Pull out each line of the records holding the string "text".

************

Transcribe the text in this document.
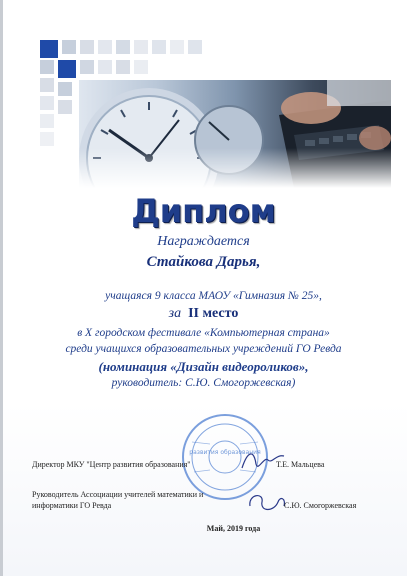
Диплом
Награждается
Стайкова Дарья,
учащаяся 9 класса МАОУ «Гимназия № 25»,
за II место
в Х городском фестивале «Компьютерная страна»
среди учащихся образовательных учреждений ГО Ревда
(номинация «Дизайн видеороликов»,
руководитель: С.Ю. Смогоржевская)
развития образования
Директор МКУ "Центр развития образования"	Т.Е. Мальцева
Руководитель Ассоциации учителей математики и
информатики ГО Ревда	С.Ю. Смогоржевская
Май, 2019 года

************

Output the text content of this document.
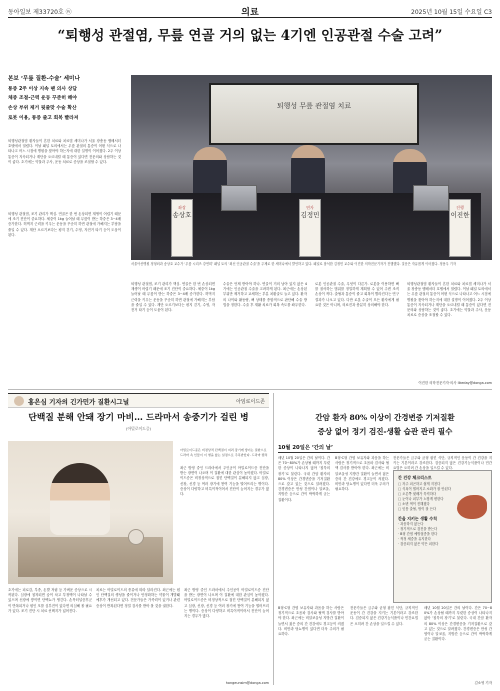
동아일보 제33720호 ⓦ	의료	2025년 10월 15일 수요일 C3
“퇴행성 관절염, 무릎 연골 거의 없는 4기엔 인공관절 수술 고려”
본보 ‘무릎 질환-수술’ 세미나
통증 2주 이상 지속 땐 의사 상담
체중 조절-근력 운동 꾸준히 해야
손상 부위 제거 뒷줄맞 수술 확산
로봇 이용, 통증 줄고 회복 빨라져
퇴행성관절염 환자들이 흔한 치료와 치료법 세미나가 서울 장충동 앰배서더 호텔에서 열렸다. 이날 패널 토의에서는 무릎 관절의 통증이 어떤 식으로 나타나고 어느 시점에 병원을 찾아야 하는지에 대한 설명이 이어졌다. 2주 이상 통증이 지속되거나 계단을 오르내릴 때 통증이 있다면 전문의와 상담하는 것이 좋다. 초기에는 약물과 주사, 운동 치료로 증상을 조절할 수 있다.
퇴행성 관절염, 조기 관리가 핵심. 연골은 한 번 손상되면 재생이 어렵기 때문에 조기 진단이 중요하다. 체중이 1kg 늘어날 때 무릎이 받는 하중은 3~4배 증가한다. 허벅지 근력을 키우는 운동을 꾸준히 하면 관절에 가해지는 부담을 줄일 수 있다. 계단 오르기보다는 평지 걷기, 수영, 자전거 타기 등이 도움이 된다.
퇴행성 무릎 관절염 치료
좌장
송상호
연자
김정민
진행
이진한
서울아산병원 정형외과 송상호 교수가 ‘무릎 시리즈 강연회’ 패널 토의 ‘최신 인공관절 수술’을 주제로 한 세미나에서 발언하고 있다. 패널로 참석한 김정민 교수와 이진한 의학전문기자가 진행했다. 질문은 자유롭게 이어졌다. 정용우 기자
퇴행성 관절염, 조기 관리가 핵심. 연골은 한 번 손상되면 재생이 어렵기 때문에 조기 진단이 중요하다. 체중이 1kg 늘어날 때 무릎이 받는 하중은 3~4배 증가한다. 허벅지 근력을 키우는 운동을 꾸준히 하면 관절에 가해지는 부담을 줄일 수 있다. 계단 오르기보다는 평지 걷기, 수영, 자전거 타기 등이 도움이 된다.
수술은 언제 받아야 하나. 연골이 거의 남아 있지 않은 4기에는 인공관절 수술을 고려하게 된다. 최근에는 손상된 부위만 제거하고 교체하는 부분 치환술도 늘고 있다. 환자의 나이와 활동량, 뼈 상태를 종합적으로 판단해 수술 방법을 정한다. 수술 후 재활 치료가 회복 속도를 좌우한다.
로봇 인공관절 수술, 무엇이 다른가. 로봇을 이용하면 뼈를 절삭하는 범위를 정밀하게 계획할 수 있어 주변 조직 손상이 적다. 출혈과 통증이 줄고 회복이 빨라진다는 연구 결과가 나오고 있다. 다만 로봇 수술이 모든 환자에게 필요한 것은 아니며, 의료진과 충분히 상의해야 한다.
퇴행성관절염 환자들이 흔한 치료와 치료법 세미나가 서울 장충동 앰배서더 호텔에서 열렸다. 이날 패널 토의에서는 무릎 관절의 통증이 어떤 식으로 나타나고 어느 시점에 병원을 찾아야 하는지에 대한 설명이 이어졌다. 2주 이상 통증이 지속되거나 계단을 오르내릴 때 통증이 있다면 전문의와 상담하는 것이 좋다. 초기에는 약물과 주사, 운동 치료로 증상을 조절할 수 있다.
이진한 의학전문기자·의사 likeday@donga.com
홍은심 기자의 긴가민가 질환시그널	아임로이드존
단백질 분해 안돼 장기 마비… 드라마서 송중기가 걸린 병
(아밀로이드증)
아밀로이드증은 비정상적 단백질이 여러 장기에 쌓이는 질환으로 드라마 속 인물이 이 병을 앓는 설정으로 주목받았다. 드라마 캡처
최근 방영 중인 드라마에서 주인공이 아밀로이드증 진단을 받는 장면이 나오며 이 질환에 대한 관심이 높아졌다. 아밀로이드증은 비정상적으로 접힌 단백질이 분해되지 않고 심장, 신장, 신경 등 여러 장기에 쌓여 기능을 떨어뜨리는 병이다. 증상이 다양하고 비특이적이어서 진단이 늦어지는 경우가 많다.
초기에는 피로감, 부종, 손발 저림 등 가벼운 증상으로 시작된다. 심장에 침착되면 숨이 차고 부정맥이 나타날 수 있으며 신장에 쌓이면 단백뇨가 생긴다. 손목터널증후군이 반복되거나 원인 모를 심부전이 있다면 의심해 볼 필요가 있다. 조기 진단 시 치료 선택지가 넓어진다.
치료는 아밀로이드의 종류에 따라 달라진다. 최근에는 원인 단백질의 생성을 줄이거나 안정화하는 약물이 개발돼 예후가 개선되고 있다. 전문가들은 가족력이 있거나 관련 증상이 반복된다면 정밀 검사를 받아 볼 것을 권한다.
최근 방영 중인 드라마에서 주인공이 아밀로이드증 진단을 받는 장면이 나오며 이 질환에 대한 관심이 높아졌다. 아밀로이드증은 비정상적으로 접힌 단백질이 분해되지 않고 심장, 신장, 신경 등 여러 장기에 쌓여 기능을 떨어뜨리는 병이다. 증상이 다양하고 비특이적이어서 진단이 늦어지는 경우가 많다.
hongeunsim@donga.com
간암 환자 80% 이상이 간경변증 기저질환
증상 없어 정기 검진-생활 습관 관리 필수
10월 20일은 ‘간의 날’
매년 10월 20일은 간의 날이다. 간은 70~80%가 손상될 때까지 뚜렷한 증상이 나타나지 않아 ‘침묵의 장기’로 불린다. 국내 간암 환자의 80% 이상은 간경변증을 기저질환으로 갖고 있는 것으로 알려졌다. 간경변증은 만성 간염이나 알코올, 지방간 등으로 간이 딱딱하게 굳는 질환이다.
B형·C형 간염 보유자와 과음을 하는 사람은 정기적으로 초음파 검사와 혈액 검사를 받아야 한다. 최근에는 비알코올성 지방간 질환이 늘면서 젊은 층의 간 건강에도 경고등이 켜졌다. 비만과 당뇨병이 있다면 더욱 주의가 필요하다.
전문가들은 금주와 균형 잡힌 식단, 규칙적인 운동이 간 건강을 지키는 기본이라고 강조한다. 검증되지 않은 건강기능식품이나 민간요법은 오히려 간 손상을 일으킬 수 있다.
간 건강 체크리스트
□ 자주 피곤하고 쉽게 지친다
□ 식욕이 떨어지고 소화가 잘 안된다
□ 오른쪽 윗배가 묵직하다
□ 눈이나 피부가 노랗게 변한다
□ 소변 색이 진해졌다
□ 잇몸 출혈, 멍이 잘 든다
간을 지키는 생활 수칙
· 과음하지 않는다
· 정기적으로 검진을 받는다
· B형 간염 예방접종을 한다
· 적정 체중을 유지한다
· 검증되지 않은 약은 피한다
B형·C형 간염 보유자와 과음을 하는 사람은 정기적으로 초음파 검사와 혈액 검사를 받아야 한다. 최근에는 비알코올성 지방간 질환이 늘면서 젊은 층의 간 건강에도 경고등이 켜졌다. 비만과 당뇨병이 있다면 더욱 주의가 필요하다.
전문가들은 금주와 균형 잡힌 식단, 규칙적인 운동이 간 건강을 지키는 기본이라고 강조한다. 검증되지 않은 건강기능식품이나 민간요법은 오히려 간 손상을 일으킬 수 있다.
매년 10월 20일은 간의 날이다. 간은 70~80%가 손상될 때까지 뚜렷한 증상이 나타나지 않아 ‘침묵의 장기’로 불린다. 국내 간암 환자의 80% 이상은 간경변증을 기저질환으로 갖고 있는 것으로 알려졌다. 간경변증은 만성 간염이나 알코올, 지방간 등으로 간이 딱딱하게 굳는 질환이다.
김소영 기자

************

:: EXERCISE RESPONSE ::
Transcribe the text in this document.
Output the text content of this document.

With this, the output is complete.